Exercise prompt: Go through the records below line by line. Count the lines with "的取值范围为" and give the count alone.

Materials provided:
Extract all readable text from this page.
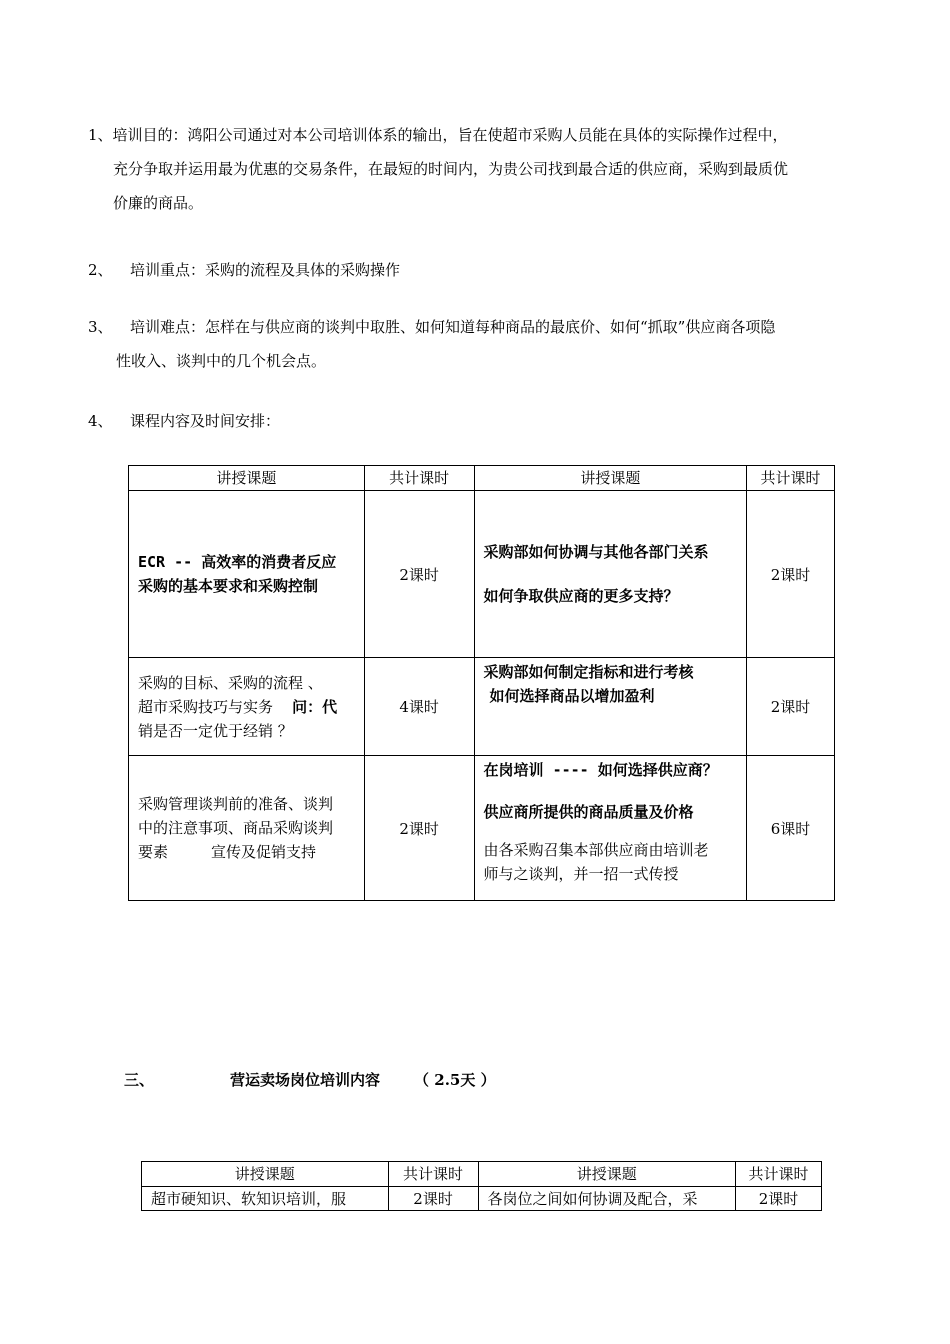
1、培训目的：鸿阳公司通过对本公司培训体系的输出，旨在使超市采购人员能在具体的实际操作过程中，
充分争取并运用最为优惠的交易条件，在最短的时间内，为贵公司找到最合适的供应商，采购到最质优
价廉的商品。
2、 培训重点：采购的流程及具体的采购操作
3、 培训难点：怎样在与供应商的谈判中取胜、如何知道每种商品的最底价、如何“抓取”供应商各项隐
性收入、谈判中的几个机会点。
4、 课程内容及时间安排：
讲授课题	共计课时	讲授课题	共计课时

ECR -- 高效率的消费者反应
采购的基本要求和采购控制	2课时	采购部如何协调与其他各部门关系
如何争取供应商的更多支持？	2课时

采购的目标、采购的流程 、
超市采购技巧与实务 问：代
销是否一定优于经销 ？	4课时	采购部如何制定指标和进行考核
如何选择商品以增加盈利	2课时

采购管理谈判前的准备、谈判
中的注意事项、商品采购谈判
要素 宣传及促销支持	2课时	在岗培训 ---- 如何选择供应商？
供应商所提供的商品质量及价格
由各采购召集本部供应商由培训老
师与之谈判，并一招一式传授	6课时
三、	营运卖场岗位培训内容 （ 2.5天 ）
讲授课题	共计课时	讲授课题	共计课时
超市硬知识、软知识培训，服	2课时	各岗位之间如何协调及配合，采	2课时
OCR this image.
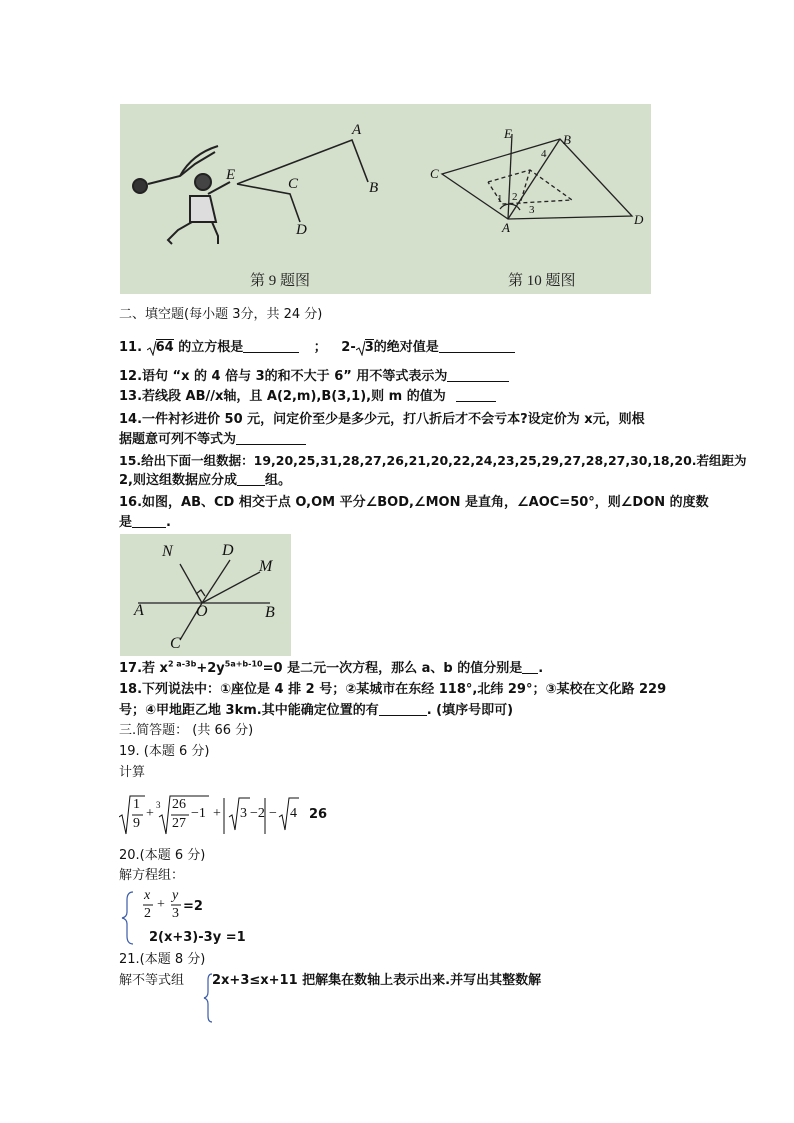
E
C
A
B
D
E	B
C
A
D
1 2
3
4
第 9 题图	第 10 题图
二、填空题(每小题 3分，共 24 分)
11. 64 的立方根是	； 2- 3的绝对值是
12.语句 “x 的 4 倍与 3的和不大于 6” 用不等式表示为
13.若线段 AB//x轴，且 A(2,m),B(3,1),则 m 的值为
14.一件衬衫进价 50 元，问定价至少是多少元，打八折后才不会亏本?设定价为 x元，则根
据题意可列不等式为
15.给出下面一组数据：19,20,25,31,28,27,26,21,20,22,24,23,25,29,27,28,27,30,18,20.若组距为
2,则这组数据应分成 组。
16.如图，AB、CD 相交于点 O,OM 平分∠BOD,∠MON 是直角，∠AOC=50°，则∠DON 的度数
是	.
N	D
M
A	O	B
C
17.若 $x^{2 a-3b}+2y^{5a+b-10}=0$ 是二元一次方程，那么 a、b 的值分别是 .
18.下列说法中：①座位是 4 排 2 号；②某城市在东经 118°,北纬 29°；③某校在文化路 229
号；④甲地距乙地 3km.其中能确定位置的有	. (填序号即可)
三.简答题： (共 66 分)
19. (本题 6 分)
计算
1
9
+
3 26
27
−1 + 3 −2 − 4 26
20.(本题 6 分)
解方程组：
x
2
+
y
3 =2
2(x+3)-3y =1
21.(本题 8 分)
解不等式组 2x+3≤x+11 把解集在数轴上表示出来.并写出其整数解
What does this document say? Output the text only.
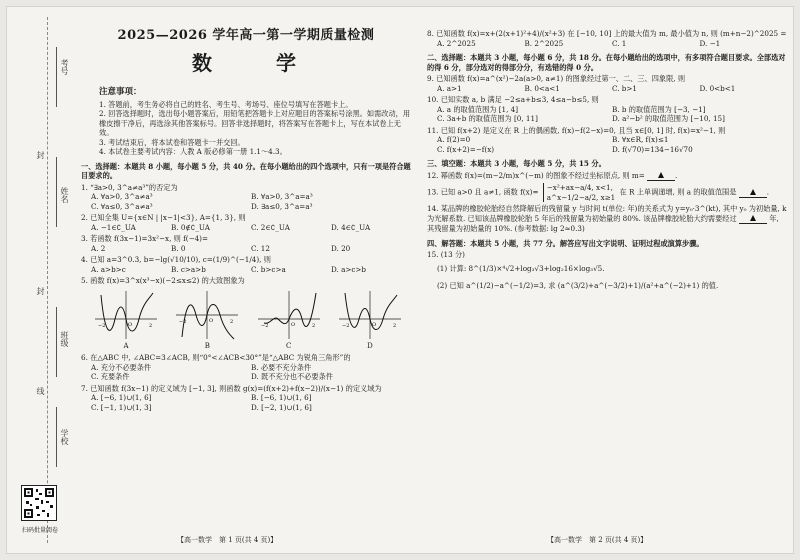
封
封
线
考号
姓名
班级
学校
扫码批量阅卷
2025—2026 学年高一第一学期质量检测
数　学
注意事项：

1. 答题前，考生务必将自己的姓名、考生号、考场号、座位号填写在答题卡上。

2. 回答选择题时，选出每小题答案后，用铅笔把答题卡上对应题目的答案标号涂黑。如需改动，用橡皮擦干净后，再选涂其他答案标号。回答非选择题时，将答案写在答题卡上，写在本试卷上无效。

3. 考试结束后，将本试卷和答题卡一并交回。

4. 本试卷主要考试内容：人教 A 版必修第一册 1.1～4.3。

一、选择题：本题共 8 小题，每小题 5 分，共 40 分。在每小题给出的四个选项中，只有一项是符合题目要求的。
1. “∃a>0, 3^a≠a³”的否定为
A. ∀a>0, 3^a≠a³	B. ∀a>0, 3^a=a³
C. ∀a≤0, 3^a≠a³	D. ∃a≤0, 3^a=a³
2. 已知全集 U={x∈N | |x−1|<3}, A={1, 3}, 则
A. −1∈∁_UA	B. 0∉∁_UA	C. 2∈∁_UA	D. 4∈∁_UA
3. 若函数 f(3x−1)=3x²−x, 则 f(−4)=
A. 2	B. 0	C. 12	D. 20
4. 已知 a=3^0.3, b=−lg(√10/10), c=(1/9)^(−1/4), 则
A. a>b>c	B. c>a>b	C. b>c>a	D. a>c>b
5. 函数 f(x)=3^x(x³−x)(−2≤x≤2) 的大致图象为
−2	2
O
A
−2	2
O
B
−2	2
O
C
−2	2
O
D
6. 在△ABC 中, ∠ABC=3∠ACB, 则“0°<∠ACB<30°”是“△ABC 为锐角三角形”的
A. 充分不必要条件	B. 必要不充分条件
C. 充要条件	D. 既不充分也不必要条件
7. 已知函数 f(3x−1) 的定义域为 [−1, 3], 则函数 g(x)=(f(x+2)+f(x−2))/(x−1) 的定义域为
A. [−6, 1)∪(1, 6]	B. [−6, 1)∪(1, 6]
C. [−1, 1)∪(1, 3]	D. [−2, 1)∪(1, 6]
8. 已知函数 f(x)=x+(2(x+1)²+4)/(x²+3) 在 [−10, 10] 上的最大值为 m, 最小值为 n, 则 (m+n−2)^2025 =
A. 2^2025	B. 2^2025	C. 1	D. −1
二、选择题：本题共 3 小题，每小题 6 分，共 18 分。在每小题给出的选项中，有多项符合题目要求。全部选对的得 6 分，部分选对的得部分分，有选错的得 0 分。
9. 已知函数 f(x)=a^(x²)−2a(a>0, a≠1) 的图象经过第一、二、三、四象限, 则
A. a>1	B. 0<a<1	C. b>1	D. 0<b<1
10. 已知实数 a, b 满足 −2≤a+b≤3, 4≤a−b≤5, 则
A. a 的取值范围为 [1, 4]	B. b 的取值范围为 [−3, −1]
C. 3a+b 的取值范围为 [0, 11]	D. a²−b² 的取值范围为 [−10, 15]
11. 已知 f(x+2) 是定义在 R 上的偶函数, f(x)−f(2−x)=0, 且当 x∈[0, 1] 时, f(x)=x²−1, 则
A. f(2)=0	B. ∀x∈R, f(x)≤1
C. f(x+2)=−f(x)	D. f(√70)=134−16√70
三、填空题：本题共 3 小题，每小题 5 分，共 15 分。
12. 幂函数 f(x)=(m−2/m)x^(−m) 的图象不经过坐标原点, 则 m=	.
13. 已知 a>0 且 a≠1, 函数 f(x)= −x²+ax−a/4, x<1,
a^x−1/2−a/2, x≥1
在 R 上单调递增, 则 a 的取值范围是	.
14. 某品牌的橡胶轮胎经自然降解后的残留量 y 与时间 t(单位: 年)的关系式为 y=y₀·3^(kt), 其中 y₀ 为初始量, k 为光解系数. 已知该品牌橡胶轮胎 5 年后的残留量为初始量的 80%. 该品牌橡胶轮胎大约需要经过	年, 其残留量为初始量的 10%. (参考数据: lg 2≈0.3)
四、解答题：本题共 5 小题，共 77 分。解答应写出文字说明、证明过程或演算步骤。
15. (13 分)
(1) 计算: 8^(1/3)×⁴√2+log₃√3+log₂16×log₃√5.
(2) 已知 a^(1/2)−a^(−1/2)=3, 求 (a^(3/2)+a^(−3/2)+1)/(a²+a^(−2)+1) 的值.
【高一数学　第 1 页(共 4 页)】	【高一数学　第 2 页(共 4 页)】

Response: 2